→ **Recorded data**:
#####
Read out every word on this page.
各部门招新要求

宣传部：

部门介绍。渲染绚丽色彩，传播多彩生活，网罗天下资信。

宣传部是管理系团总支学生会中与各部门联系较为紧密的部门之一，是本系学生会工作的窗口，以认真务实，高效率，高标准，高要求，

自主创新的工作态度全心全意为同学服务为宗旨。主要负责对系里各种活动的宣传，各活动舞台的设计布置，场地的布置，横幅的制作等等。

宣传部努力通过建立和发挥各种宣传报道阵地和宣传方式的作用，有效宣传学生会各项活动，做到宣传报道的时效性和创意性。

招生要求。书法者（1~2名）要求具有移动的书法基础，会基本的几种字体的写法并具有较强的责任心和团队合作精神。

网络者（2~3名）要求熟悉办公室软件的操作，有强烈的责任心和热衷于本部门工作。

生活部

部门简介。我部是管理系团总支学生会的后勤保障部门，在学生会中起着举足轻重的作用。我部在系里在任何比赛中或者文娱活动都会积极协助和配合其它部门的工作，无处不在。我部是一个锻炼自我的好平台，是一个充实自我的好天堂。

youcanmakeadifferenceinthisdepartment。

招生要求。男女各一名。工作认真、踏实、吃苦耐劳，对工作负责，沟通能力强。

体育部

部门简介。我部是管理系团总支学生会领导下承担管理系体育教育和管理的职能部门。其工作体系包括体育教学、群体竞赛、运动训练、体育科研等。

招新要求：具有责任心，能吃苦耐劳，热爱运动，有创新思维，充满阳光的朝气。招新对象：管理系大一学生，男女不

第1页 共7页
#####
Copy down every line of the material above that includes the string "招生要求".

→ **Reply to the exercise**:
招生要求。书法者（1~2名）要求具有移动的书法基础，会基本的几种字体的写法并具有较强的责任心和团队合作精神。
招生要求。男女各一名。工作认真、踏实、吃苦耐劳，对工作负责，沟通能力强。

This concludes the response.